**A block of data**
○ ○ ○ ○

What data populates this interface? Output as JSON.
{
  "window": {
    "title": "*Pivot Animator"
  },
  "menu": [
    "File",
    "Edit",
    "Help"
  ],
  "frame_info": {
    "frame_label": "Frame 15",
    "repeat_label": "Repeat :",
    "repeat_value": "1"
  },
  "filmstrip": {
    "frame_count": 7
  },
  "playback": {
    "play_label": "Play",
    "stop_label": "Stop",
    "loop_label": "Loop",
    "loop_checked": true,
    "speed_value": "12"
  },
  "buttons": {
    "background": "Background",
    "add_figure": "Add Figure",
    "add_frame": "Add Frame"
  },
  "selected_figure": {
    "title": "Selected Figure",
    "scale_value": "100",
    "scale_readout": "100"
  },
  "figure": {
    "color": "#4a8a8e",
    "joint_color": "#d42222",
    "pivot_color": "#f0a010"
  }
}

○ ○ ○ ○

From the preceding material, extract every line exactly.

What data populates this interface? Output as JSON.
{
  "window": {
    "title": "*Pivot Animator"
  },
  "menu": [
    "File",
    "Edit",
    "Help"
  ],
  "frame_info": {
    "frame_label": "Frame 15",
    "repeat_label": "Repeat :",
    "repeat_value": "1"
  },
  "filmstrip": {
    "frame_count": 7
  },
  "playback": {
    "play_label": "Play",
    "stop_label": "Stop",
    "loop_label": "Loop",
    "loop_checked": true,
    "speed_value": "12"
  },
  "buttons": {
    "background": "Background",
    "add_figure": "Add Figure",
    "add_frame": "Add Frame"
  },
  "selected_figure": {
    "title": "Selected Figure",
    "scale_value": "100",
    "scale_readout": "100"
  },
  "figure": {
    "color": "#4a8a8e",
    "joint_color": "#d42222",
    "pivot_color": "#f0a010"
  }
}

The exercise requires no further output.